WRITTEN EXERCISE:
Search the listing for the string "xlabel" and copy every line that contains it.

AVAILABLE RECORDS:
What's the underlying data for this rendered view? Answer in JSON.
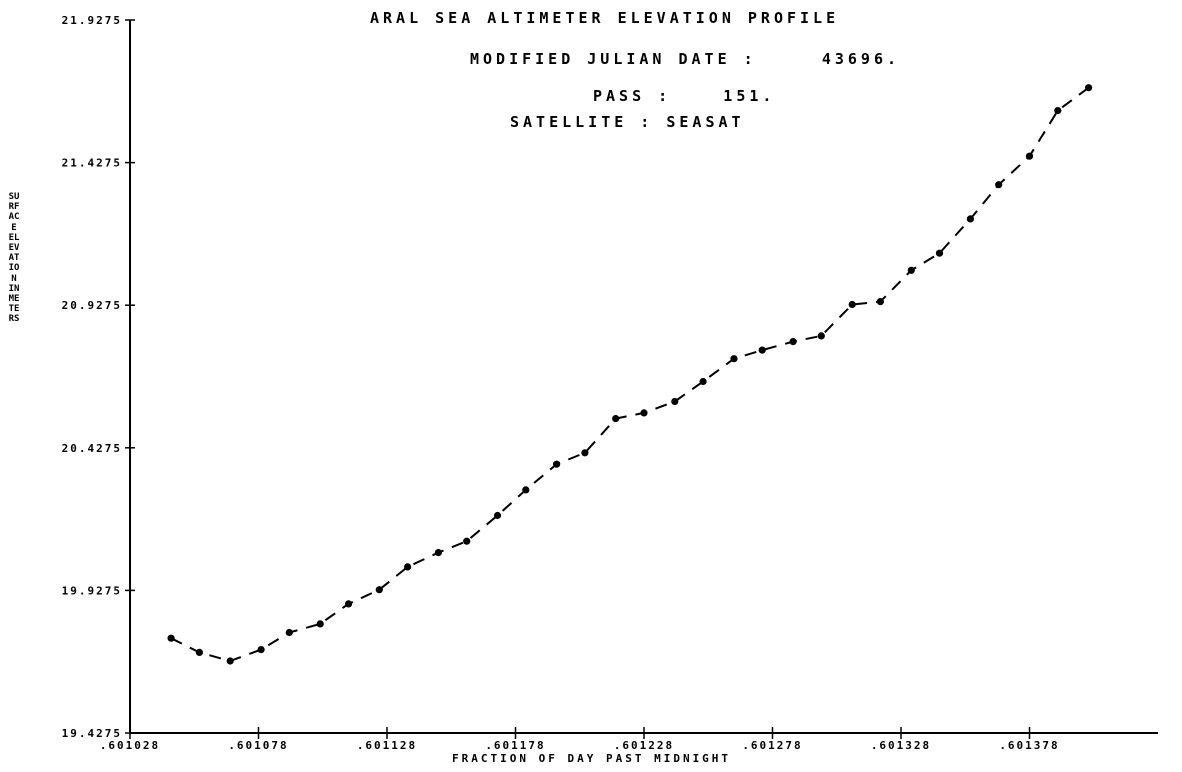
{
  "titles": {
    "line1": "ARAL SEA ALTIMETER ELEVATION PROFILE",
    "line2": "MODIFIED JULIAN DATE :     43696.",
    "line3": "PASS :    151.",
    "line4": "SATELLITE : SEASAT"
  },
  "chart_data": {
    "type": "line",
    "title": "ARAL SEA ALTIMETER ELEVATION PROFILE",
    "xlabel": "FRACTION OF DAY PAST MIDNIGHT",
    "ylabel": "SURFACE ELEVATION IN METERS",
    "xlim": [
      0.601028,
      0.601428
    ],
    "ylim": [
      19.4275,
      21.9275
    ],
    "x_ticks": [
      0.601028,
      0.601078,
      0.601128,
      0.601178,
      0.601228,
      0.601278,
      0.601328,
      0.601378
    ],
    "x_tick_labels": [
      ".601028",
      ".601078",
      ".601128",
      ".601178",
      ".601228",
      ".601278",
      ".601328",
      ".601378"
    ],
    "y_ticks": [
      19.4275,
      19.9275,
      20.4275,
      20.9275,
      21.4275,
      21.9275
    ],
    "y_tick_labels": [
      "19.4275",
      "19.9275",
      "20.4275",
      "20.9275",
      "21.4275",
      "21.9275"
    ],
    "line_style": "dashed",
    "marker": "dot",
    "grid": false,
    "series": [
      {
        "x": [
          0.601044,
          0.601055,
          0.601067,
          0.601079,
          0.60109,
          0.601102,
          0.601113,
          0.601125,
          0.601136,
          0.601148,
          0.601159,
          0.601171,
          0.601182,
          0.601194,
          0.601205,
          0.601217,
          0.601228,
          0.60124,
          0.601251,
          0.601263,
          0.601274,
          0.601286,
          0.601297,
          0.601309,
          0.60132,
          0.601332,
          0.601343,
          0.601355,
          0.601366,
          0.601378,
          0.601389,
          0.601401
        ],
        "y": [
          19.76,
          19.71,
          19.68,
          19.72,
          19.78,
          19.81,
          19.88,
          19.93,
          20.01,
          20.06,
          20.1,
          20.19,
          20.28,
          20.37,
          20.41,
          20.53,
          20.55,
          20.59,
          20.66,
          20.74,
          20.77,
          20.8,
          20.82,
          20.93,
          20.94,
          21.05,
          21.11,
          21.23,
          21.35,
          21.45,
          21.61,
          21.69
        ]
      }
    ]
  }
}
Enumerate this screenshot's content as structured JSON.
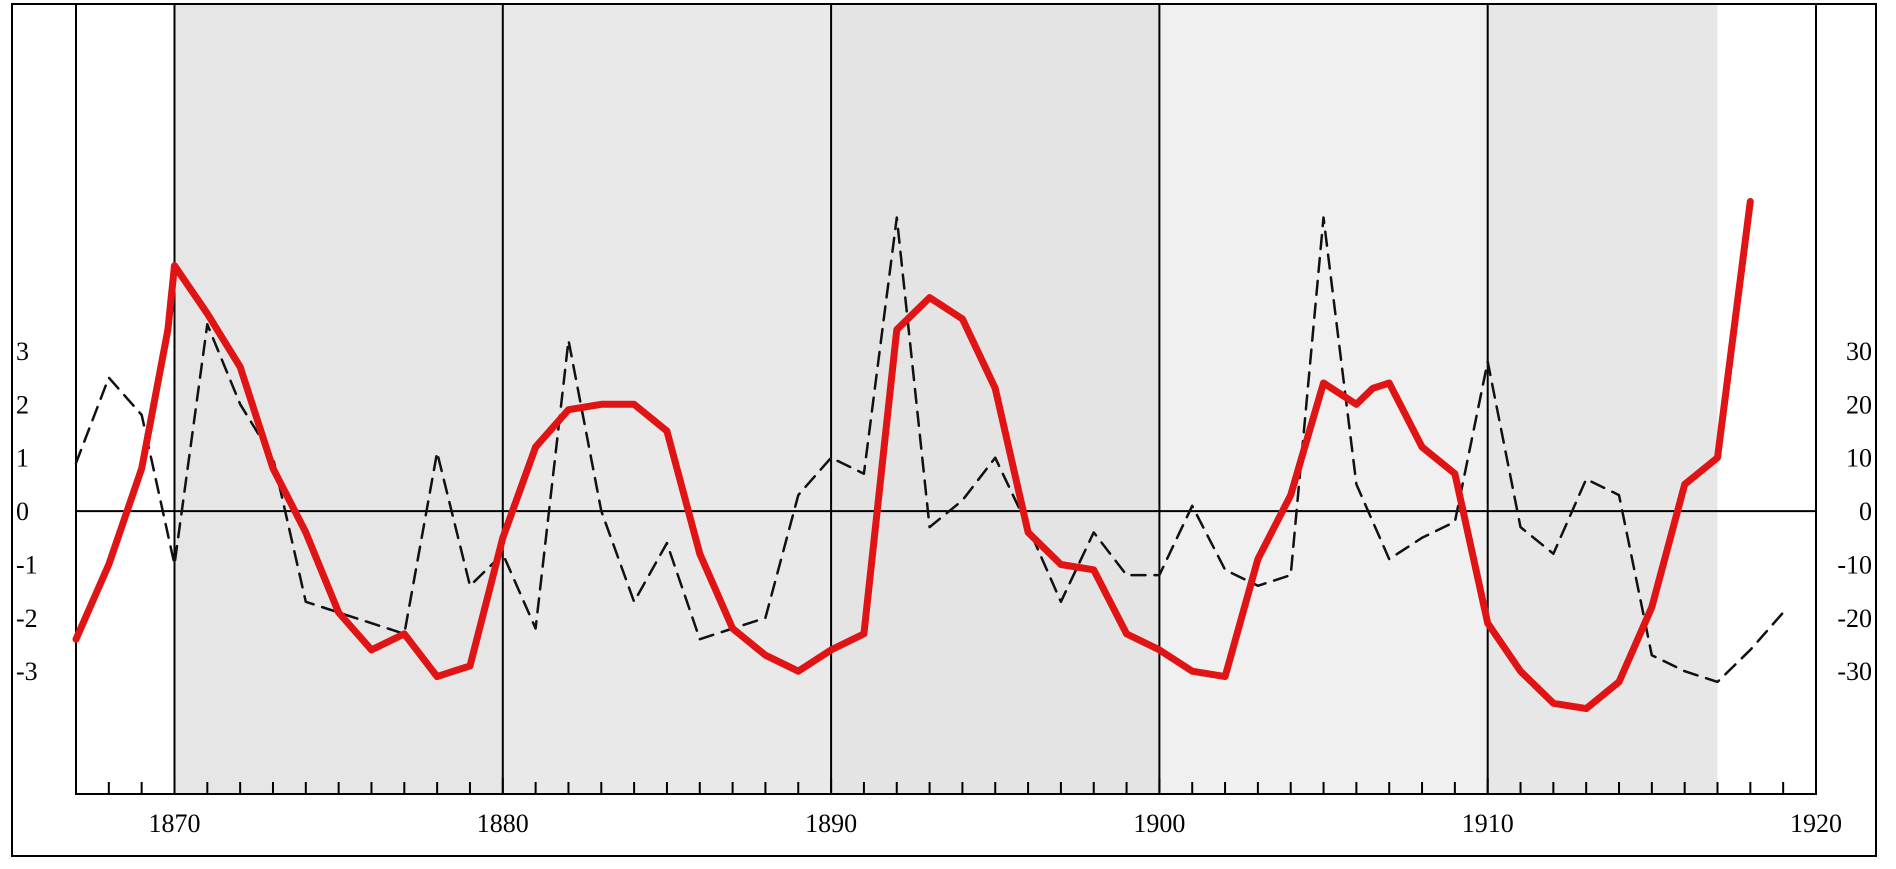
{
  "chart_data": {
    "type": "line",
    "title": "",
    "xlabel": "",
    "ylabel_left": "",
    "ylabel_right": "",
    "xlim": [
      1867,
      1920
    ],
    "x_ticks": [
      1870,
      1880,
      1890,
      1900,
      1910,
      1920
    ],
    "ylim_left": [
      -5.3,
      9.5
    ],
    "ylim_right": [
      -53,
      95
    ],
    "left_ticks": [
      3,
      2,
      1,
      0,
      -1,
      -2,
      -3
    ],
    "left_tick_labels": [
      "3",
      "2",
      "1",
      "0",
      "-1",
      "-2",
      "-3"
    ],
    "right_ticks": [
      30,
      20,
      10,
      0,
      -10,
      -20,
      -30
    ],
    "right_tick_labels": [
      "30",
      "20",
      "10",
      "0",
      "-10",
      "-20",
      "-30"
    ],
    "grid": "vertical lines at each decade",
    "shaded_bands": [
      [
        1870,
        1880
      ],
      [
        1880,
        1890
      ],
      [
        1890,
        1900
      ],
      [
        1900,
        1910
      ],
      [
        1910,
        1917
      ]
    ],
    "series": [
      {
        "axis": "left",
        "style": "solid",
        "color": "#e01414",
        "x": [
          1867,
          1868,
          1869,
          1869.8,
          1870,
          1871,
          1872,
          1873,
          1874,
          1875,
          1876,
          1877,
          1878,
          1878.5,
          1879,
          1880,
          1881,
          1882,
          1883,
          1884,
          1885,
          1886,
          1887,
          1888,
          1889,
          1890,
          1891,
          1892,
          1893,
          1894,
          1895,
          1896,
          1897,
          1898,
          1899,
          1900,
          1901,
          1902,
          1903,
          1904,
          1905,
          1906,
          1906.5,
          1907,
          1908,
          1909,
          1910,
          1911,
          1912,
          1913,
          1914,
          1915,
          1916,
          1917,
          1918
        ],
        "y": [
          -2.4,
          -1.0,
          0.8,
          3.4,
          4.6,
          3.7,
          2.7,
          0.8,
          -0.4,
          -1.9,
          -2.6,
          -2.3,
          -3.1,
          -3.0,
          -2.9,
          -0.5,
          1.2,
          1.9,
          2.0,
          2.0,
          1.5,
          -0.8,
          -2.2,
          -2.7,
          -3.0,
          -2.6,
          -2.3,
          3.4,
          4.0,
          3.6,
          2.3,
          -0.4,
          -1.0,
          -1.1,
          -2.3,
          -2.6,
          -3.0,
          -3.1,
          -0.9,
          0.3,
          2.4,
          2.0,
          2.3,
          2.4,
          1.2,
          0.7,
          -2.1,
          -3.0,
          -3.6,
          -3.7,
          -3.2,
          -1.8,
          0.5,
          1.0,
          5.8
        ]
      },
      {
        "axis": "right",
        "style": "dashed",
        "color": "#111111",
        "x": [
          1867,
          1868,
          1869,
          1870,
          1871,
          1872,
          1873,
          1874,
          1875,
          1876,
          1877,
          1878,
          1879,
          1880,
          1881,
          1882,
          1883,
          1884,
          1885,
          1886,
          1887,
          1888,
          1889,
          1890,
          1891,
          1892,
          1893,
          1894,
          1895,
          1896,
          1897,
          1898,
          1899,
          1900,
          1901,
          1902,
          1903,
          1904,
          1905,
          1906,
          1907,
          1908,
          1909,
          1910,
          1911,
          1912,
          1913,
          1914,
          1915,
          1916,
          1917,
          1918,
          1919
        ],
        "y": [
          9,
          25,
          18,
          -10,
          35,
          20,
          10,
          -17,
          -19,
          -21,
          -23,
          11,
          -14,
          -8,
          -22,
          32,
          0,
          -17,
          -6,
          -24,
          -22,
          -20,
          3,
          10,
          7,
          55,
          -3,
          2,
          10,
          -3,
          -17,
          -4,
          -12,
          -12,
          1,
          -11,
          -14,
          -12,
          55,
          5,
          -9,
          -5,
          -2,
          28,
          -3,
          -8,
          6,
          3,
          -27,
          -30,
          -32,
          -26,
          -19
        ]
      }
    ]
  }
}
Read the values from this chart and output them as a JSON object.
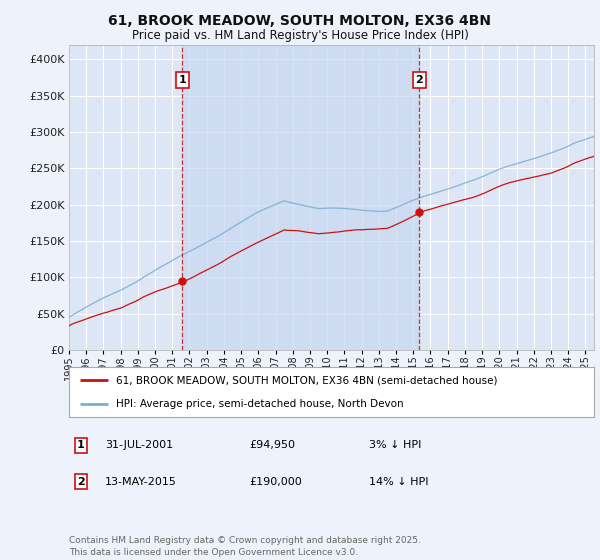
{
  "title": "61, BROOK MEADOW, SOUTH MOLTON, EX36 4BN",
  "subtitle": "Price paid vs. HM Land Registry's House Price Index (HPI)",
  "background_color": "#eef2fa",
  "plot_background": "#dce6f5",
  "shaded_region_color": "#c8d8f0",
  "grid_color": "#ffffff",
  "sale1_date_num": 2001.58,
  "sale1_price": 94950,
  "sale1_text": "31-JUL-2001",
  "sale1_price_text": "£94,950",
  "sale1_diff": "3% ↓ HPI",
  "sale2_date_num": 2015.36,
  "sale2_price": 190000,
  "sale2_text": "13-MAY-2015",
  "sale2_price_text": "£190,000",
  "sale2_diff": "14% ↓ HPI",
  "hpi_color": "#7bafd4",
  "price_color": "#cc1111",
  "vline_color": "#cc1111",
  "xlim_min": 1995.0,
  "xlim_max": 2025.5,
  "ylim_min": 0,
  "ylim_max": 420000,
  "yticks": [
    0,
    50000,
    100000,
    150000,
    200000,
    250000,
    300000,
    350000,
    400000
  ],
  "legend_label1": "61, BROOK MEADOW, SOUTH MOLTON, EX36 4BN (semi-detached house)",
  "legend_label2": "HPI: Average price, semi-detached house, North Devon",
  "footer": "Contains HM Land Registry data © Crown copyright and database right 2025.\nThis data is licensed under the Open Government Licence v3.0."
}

WORKED ANSWER:
    "xlabel": "FRACTION OF DAY PAST MIDNIGHT",
    "xlabel": "",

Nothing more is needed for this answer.